### Material provided

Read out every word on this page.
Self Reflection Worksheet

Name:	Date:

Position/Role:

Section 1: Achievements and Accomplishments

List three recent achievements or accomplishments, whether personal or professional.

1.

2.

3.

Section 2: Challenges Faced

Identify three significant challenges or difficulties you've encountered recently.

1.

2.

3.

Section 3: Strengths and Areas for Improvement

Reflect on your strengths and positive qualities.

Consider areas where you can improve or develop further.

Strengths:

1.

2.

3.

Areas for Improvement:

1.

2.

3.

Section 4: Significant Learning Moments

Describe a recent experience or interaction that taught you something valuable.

### Do this
Exact copies of all the records are required.

### Solved problem
Read out every word on this page.
Self Reflection Worksheet

Name:	Date:

Position/Role:

Section 1: Achievements and Accomplishments

List three recent achievements or accomplishments, whether personal or professional.

1.

2.

3.

Section 2: Challenges Faced

Identify three significant challenges or difficulties you've encountered recently.

1.

2.

3.

Section 3: Strengths and Areas for Improvement

Reflect on your strengths and positive qualities.

Consider areas where you can improve or develop further.

Strengths:

1.

2.

3.

Areas for Improvement:

1.

2.

3.

Section 4: Significant Learning Moments

Describe a recent experience or interaction that taught you something valuable.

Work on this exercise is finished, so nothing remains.